[Records]
+===+
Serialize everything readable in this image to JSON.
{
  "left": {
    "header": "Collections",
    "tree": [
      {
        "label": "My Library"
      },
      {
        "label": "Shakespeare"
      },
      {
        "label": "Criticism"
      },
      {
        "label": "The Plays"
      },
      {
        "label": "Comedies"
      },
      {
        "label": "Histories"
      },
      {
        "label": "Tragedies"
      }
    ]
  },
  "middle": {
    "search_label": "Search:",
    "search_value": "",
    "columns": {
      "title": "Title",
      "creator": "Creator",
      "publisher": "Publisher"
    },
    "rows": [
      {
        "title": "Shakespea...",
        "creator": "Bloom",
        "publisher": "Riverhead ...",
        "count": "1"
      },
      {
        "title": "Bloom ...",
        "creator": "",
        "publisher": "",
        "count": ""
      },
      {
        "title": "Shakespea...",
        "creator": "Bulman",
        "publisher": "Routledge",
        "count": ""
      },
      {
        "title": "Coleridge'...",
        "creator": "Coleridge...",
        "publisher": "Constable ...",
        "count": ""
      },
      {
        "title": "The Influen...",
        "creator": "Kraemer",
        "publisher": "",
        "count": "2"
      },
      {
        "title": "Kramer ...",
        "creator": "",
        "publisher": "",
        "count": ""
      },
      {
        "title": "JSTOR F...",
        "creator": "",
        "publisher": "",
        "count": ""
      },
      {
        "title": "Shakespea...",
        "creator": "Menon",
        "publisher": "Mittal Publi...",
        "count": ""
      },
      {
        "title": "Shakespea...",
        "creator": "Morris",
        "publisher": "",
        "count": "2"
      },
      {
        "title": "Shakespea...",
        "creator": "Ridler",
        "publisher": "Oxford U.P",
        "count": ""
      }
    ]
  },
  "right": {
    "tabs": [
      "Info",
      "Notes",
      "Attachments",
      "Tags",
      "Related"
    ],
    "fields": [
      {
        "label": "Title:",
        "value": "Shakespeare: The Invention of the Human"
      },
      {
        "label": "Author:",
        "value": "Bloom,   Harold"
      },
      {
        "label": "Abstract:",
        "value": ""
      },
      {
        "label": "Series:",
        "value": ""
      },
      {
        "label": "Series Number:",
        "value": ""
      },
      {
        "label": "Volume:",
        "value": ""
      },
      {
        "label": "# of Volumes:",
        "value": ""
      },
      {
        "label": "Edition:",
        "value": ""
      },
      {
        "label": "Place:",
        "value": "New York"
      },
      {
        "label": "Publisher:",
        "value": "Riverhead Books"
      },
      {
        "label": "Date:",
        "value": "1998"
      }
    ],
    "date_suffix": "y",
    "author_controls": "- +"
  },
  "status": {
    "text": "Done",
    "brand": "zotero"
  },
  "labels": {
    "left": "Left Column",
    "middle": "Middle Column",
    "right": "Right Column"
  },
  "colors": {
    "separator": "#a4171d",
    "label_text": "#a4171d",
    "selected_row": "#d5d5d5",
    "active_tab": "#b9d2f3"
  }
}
+===+
— TASK DIRECTIONS —
Copy the material above back out, exactly as written.

— FINISHED ANSWER —
Serialize everything readable in this image to JSON.
{
  "left": {
    "header": "Collections",
    "tree": [
      {
        "label": "My Library"
      },
      {
        "label": "Shakespeare"
      },
      {
        "label": "Criticism"
      },
      {
        "label": "The Plays"
      },
      {
        "label": "Comedies"
      },
      {
        "label": "Histories"
      },
      {
        "label": "Tragedies"
      }
    ]
  },
  "middle": {
    "search_label": "Search:",
    "search_value": "",
    "columns": {
      "title": "Title",
      "creator": "Creator",
      "publisher": "Publisher"
    },
    "rows": [
      {
        "title": "Shakespea...",
        "creator": "Bloom",
        "publisher": "Riverhead ...",
        "count": "1"
      },
      {
        "title": "Bloom ...",
        "creator": "",
        "publisher": "",
        "count": ""
      },
      {
        "title": "Shakespea...",
        "creator": "Bulman",
        "publisher": "Routledge",
        "count": ""
      },
      {
        "title": "Coleridge'...",
        "creator": "Coleridge...",
        "publisher": "Constable ...",
        "count": ""
      },
      {
        "title": "The Influen...",
        "creator": "Kraemer",
        "publisher": "",
        "count": "2"
      },
      {
        "title": "Kramer ...",
        "creator": "",
        "publisher": "",
        "count": ""
      },
      {
        "title": "JSTOR F...",
        "creator": "",
        "publisher": "",
        "count": ""
      },
      {
        "title": "Shakespea...",
        "creator": "Menon",
        "publisher": "Mittal Publi...",
        "count": ""
      },
      {
        "title": "Shakespea...",
        "creator": "Morris",
        "publisher": "",
        "count": "2"
      },
      {
        "title": "Shakespea...",
        "creator": "Ridler",
        "publisher": "Oxford U.P",
        "count": ""
      }
    ]
  },
  "right": {
    "tabs": [
      "Info",
      "Notes",
      "Attachments",
      "Tags",
      "Related"
    ],
    "fields": [
      {
        "label": "Title:",
        "value": "Shakespeare: The Invention of the Human"
      },
      {
        "label": "Author:",
        "value": "Bloom,   Harold"
      },
      {
        "label": "Abstract:",
        "value": ""
      },
      {
        "label": "Series:",
        "value": ""
      },
      {
        "label": "Series Number:",
        "value": ""
      },
      {
        "label": "Volume:",
        "value": ""
      },
      {
        "label": "# of Volumes:",
        "value": ""
      },
      {
        "label": "Edition:",
        "value": ""
      },
      {
        "label": "Place:",
        "value": "New York"
      },
      {
        "label": "Publisher:",
        "value": "Riverhead Books"
      },
      {
        "label": "Date:",
        "value": "1998"
      }
    ],
    "date_suffix": "y",
    "author_controls": "- +"
  },
  "status": {
    "text": "Done",
    "brand": "zotero"
  },
  "labels": {
    "left": "Left Column",
    "middle": "Middle Column",
    "right": "Right Column"
  },
  "colors": {
    "separator": "#a4171d",
    "label_text": "#a4171d",
    "selected_row": "#d5d5d5",
    "active_tab": "#b9d2f3"
  }
}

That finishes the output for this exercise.